> [Recorded data]
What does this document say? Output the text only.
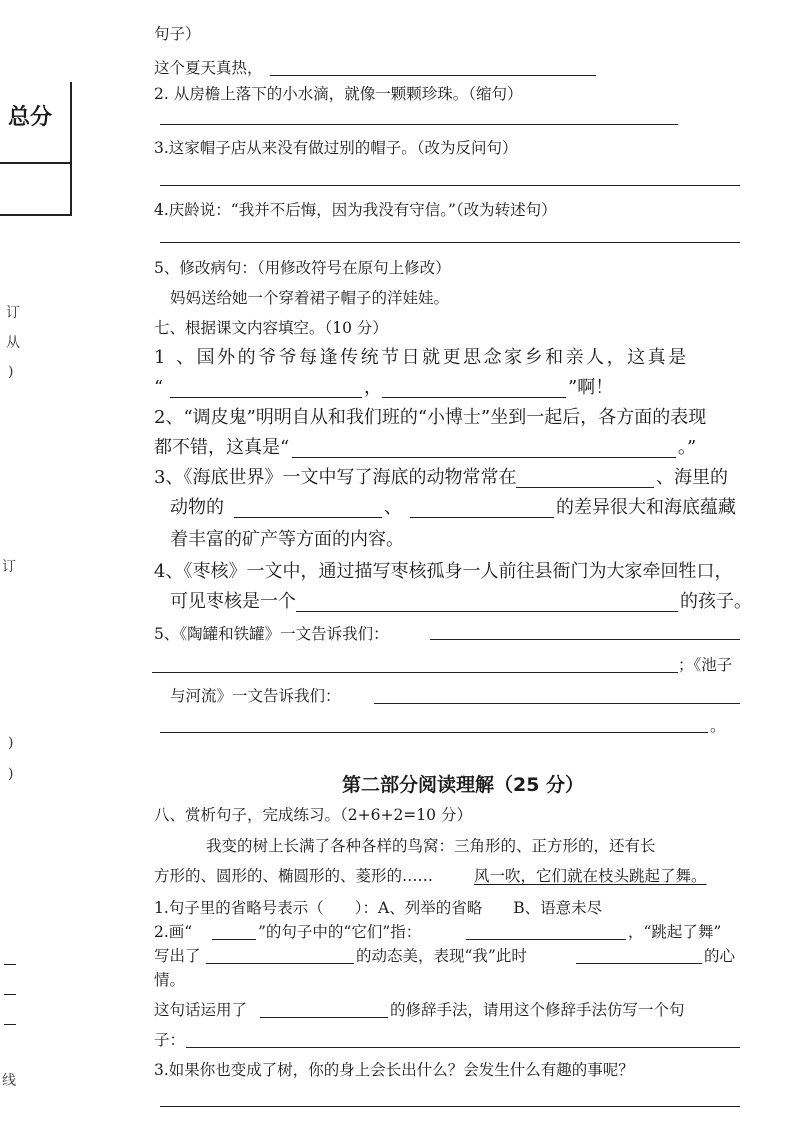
总分
订
从
)
订
)
)
线
句子）
这个夏天真热，
2. 从房檐上落下的小水滴，就像一颗颗珍珠。（缩句）
3.这家帽子店从来没有做过别的帽子。（改为反问句）
4.庆龄说：“我并不后悔，因为我没有守信。”（改为转述句）
5、修改病句：（用修改符号在原句上修改）
妈妈送给她一个穿着裙子帽子的洋娃娃。
七、根据课文内容填空。（10 分）
1 、国外的爷爷每逢传统节日就更思念家乡和亲人，这真是
“	，	”啊！
2、“调皮鬼”明明自从和我们班的“小博士”坐到一起后，各方面的表现
都不错，这真是“	。”
3、《海底世界》一文中写了海底的动物常常在	、海里的
动物的	、	的差异很大和海底蕴藏
着丰富的矿产等方面的内容。
4、《枣核》一文中，通过描写枣核孤身一人前往县衙门为大家牵回牲口，
可见枣核是一个	的孩子。
5、《陶罐和铁罐》一文告诉我们：
；《池子
与河流》一文告诉我们：
。
第二部分阅读理解（25 分）
八、赏析句子，完成练习。（2+6+2=10 分）
我变的树上长满了各种各样的鸟窝：三角形的、正方形的，还有长
方形的、圆形的、椭圆形的、菱形的……	风一吹，它们就在枝头跳起了舞。
1.句子里的省略号表示（　　）：A、列举的省略　　B、语意未尽
2.画“	”的句子中的“它们”指：	，“跳起了舞”
写出了	的动态美，表现“我”此时	的心
情。
这句话运用了	的修辞手法，请用这个修辞手法仿写一个句
子：
3.如果你也变成了树，你的身上会长出什么？会发生什么有趣的事呢？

> [REQUIRED WORK]
Set down the complete material exactly, but do not include the images.

> [ANSWER FOR THIS EXERCISE]
What does this document say? Output the text only.
总分
订
从
)
订
)
)
线
句子）
这个夏天真热，
2. 从房檐上落下的小水滴，就像一颗颗珍珠。（缩句）
3.这家帽子店从来没有做过别的帽子。（改为反问句）
4.庆龄说：“我并不后悔，因为我没有守信。”（改为转述句）
5、修改病句：（用修改符号在原句上修改）
妈妈送给她一个穿着裙子帽子的洋娃娃。
七、根据课文内容填空。（10 分）
1 、国外的爷爷每逢传统节日就更思念家乡和亲人，这真是
“	，	”啊！
2、“调皮鬼”明明自从和我们班的“小博士”坐到一起后，各方面的表现
都不错，这真是“	。”
3、《海底世界》一文中写了海底的动物常常在	、海里的
动物的	、	的差异很大和海底蕴藏
着丰富的矿产等方面的内容。
4、《枣核》一文中，通过描写枣核孤身一人前往县衙门为大家牵回牲口，
可见枣核是一个	的孩子。
5、《陶罐和铁罐》一文告诉我们：
；《池子
与河流》一文告诉我们：
。
第二部分阅读理解（25 分）
八、赏析句子，完成练习。（2+6+2=10 分）
我变的树上长满了各种各样的鸟窝：三角形的、正方形的，还有长
方形的、圆形的、椭圆形的、菱形的……	风一吹，它们就在枝头跳起了舞。
1.句子里的省略号表示（　　）：A、列举的省略　　B、语意未尽
2.画“	”的句子中的“它们”指：	，“跳起了舞”
写出了	的动态美，表现“我”此时	的心
情。
这句话运用了	的修辞手法，请用这个修辞手法仿写一个句
子：
3.如果你也变成了树，你的身上会长出什么？会发生什么有趣的事呢？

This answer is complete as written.